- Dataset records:
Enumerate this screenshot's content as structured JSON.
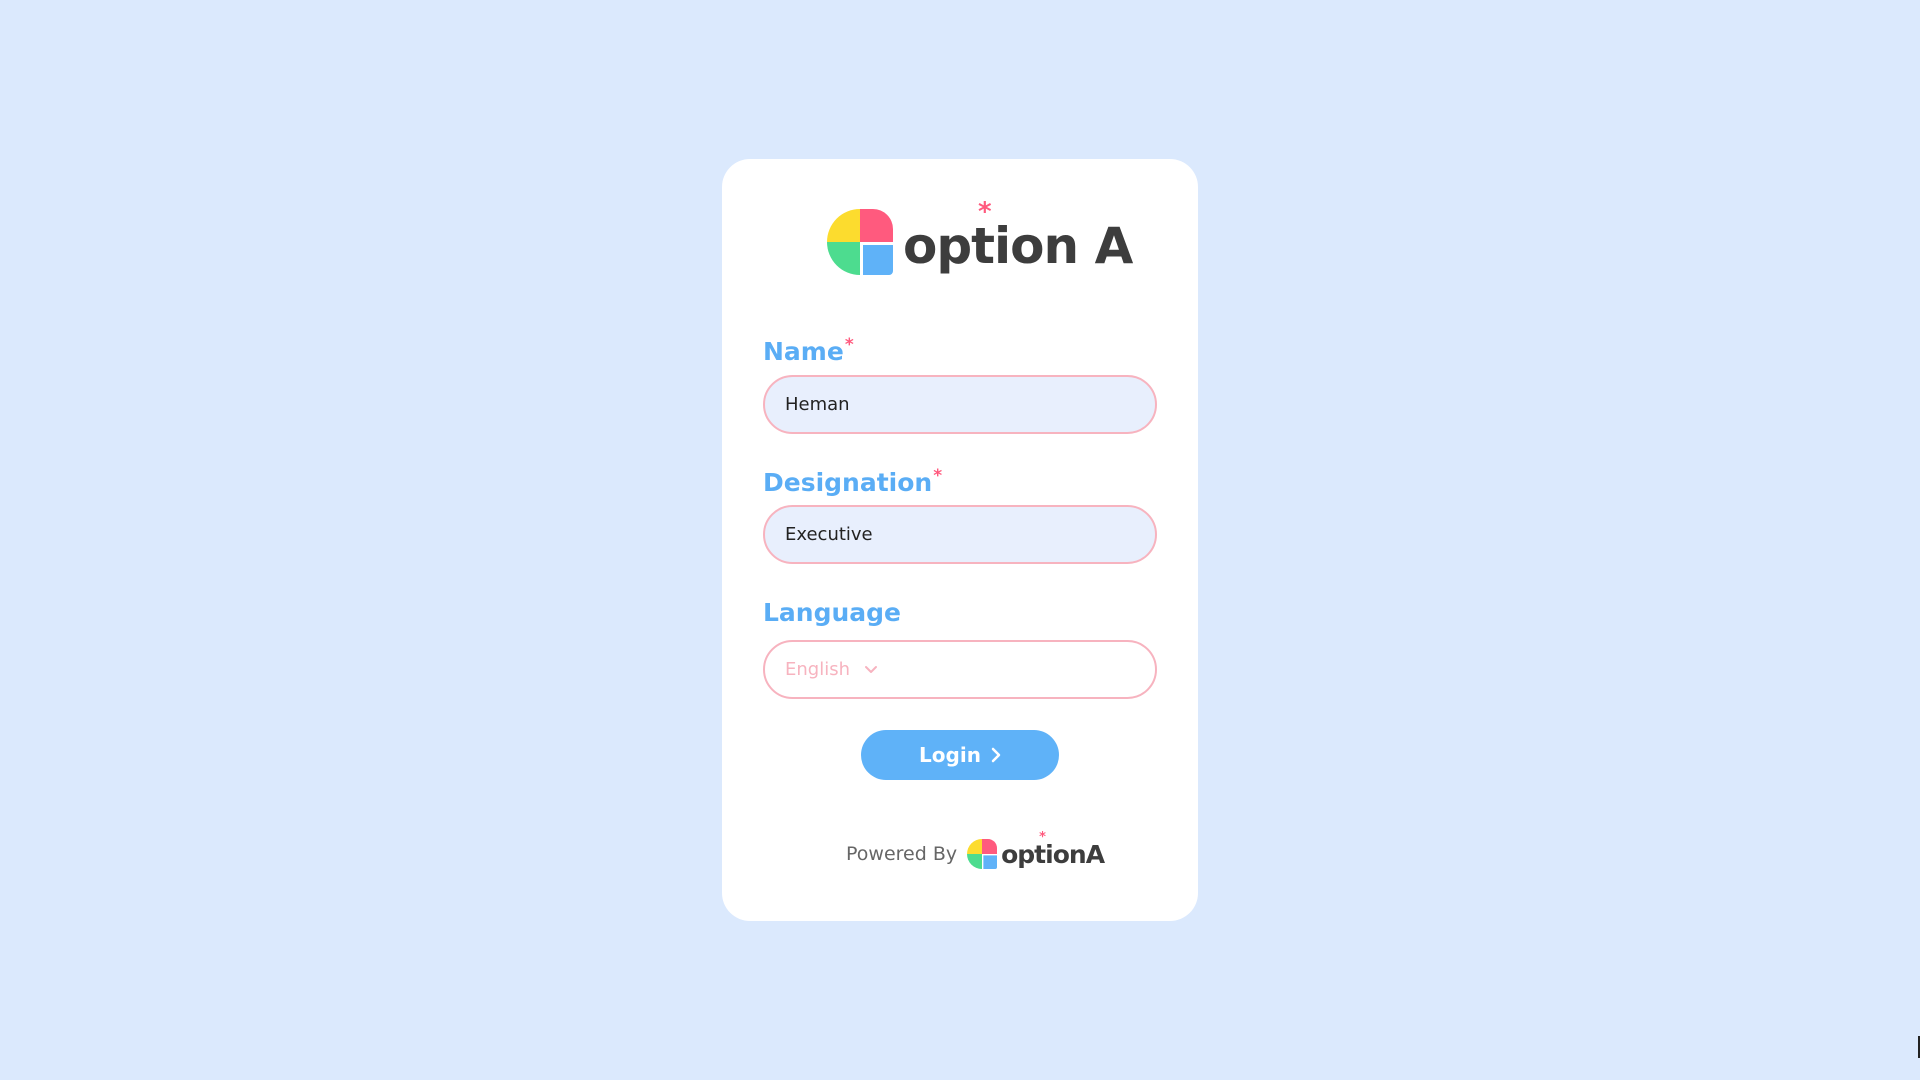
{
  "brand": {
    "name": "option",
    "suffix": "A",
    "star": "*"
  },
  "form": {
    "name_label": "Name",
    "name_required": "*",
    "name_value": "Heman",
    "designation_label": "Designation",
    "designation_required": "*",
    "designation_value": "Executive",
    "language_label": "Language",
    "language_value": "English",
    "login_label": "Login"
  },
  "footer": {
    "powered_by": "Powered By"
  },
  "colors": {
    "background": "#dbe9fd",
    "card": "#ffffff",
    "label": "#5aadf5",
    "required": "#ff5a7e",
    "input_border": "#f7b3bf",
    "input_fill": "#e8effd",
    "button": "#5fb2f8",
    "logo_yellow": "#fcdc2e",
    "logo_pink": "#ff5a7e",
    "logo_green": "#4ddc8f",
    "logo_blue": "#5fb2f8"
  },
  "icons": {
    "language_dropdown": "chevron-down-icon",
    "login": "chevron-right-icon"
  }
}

- WHAT IS EXPECTED: Print out the material word for word, omitting the pictures.

- RESULT BELOW:
Enumerate this screenshot's content as structured JSON.
{
  "brand": {
    "name": "option",
    "suffix": "A",
    "star": "*"
  },
  "form": {
    "name_label": "Name",
    "name_required": "*",
    "name_value": "Heman",
    "designation_label": "Designation",
    "designation_required": "*",
    "designation_value": "Executive",
    "language_label": "Language",
    "language_value": "English",
    "login_label": "Login"
  },
  "footer": {
    "powered_by": "Powered By"
  },
  "colors": {
    "background": "#dbe9fd",
    "card": "#ffffff",
    "label": "#5aadf5",
    "required": "#ff5a7e",
    "input_border": "#f7b3bf",
    "input_fill": "#e8effd",
    "button": "#5fb2f8",
    "logo_yellow": "#fcdc2e",
    "logo_pink": "#ff5a7e",
    "logo_green": "#4ddc8f",
    "logo_blue": "#5fb2f8"
  },
  "icons": {
    "language_dropdown": "chevron-down-icon",
    "login": "chevron-right-icon"
  }
}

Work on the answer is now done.